> **Extract provided**
= = =

I am not familiar with Astrophysics and Space Science, so I can't really comment on its qualification as "major" or not. I will note that this paper, according to the NASA ADS database, has only one citation in the six years since its publication (though I admit that the ADS doesn't track all citations).

Actually, I just took a look at their website and I note that in their most recent issue one of my close colleagues (who is certainly a reputable scientist) has published a work, though it does appear to be a special issue on a particular field and so he may have published there as a response to a call for papers on that subject. But given his publication (and some from others who I know) I would say that it should qualify as a major journal. Often the choice of which journal to publish in rests on many factors.

Looking at the contents for a couple of other issues (standard issues) I note a couple of things: the topics are varied (thus I cannot get a sense of the journal because I'm unfamiliar with the names of scientists in these other fields) and it seems many (if not most) authors are not from the United States. Again the choice of journal rests on many things and there may be a reason why non-US scientists are using this journal more than others and why US scientists use the ones they do.

I do think that amateurs can publish in major journals, but for those journals that are peer-reviewed the bar is set high and it takes a lot of time and effort to produce work of the quality that will pass the peer review, and many, if not most, amateurs do not have that kind of time available (at least if they're not getting paid for it -- if they were they'd be professionals).

Jean Tate
2014-Oct-28, 02:20 PM
As this project was launched from the Galaxy Zoo forum (http://www.galaxyzooforum.org/index.php) (now frozen/closed (http://blog.galaxyzoo.org/2014/07/09/thanks-to-the-forum-and-farewell/)), and as waveney (Richard Proctor) a regular, the development of the project can be followed fairly well. I'll quote just a few of the thousands of posts by waveney to illustrate (in every case, "source" is a link to the actual post, which often is longer than the extract I quote): [...] (my bold)

And, almost inevitably, I missed many that are of ~the same importance as the ones I quoted. Even given the narrow scope of my post. :( Again, my thanks to (private communication). Here are some key ones, covering 'the middle period' (pretty much the year 2011):

Waveneys PhD Blog (http://www.galaxyzooforum.org/index.php?topic=278798.0) is, as you'd expect, full of details of his decision to apply, and what happened subsequently. From the OP (http://www.galaxyzooforum.org/index.php?topic=278798.msg522360#msg522360) (January 16, 2011; formatting compressed): "I have applied to do a part time PhD taking the irregular galaxy study a lot further, doing it properly. Kevin has suggested I blog it here, so you can see what I am doing, question me on it. Posts will be made intemittantly... What I have done so far is: Before the PhD Jules, Aida, Alice and I started the Irregular Hunt (http://www.wavwebs.com/GZ/Irregular/Hunt.cgi) two years ago to look at the irregular galaxies found in the forum. I wrote a website to get them sorted into irregulars and non-irregulars. See the Do It Ourselves Science - The Irregulars Project (http://www.galaxyzooforum.org/index.php?topic=273410.0) topic. We have nearly 20,000 candidates, 5,500 of which have been classified so far. Jules has written a paper on their distribution, I have written papers on colour properties of irregular galaxies, their metallicity, masses and star-forming rates, hunted for AGNs (none found so far in irregulars), the equivalent width of the [OIII] 5007Å line, and the non-applicability of Photo Z algorithms to irregulars. I am currently studying galaxy density around irregulars, and am looking for clusters of irregulars." [1]

I do not know what he means by "Jules has written a paper on their distribution, I have written papers on ...", but I cannot find any such papers, anywhere in the GZ forum, nor referenced in ADS. This is, obviously, a great pity. I'll see if I can contact Jules to find out more.

= = =

> **Recorded information**
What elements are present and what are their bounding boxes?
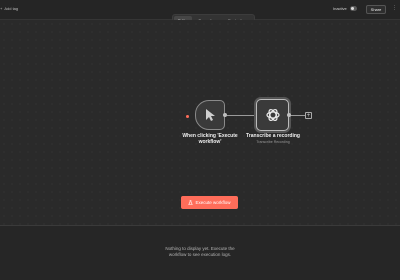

= = =

> **Your objective**
Retype the part of the forum discussion between "Looking at the" and "ones they do.", inclusive, keeping every word and punctuation mark unchanged.

> **Exercise output**
Looking at the contents for a couple of other issues (standard issues) I note a couple of things: the topics are varied (thus I cannot get a sense of the journal because I'm unfamiliar with the names of scientists in these other fields) and it seems many (if not most) authors are not from the United States. Again the choice of journal rests on many things and there may be a reason why non-US scientists are using this journal more than others and why US scientists use the ones they do.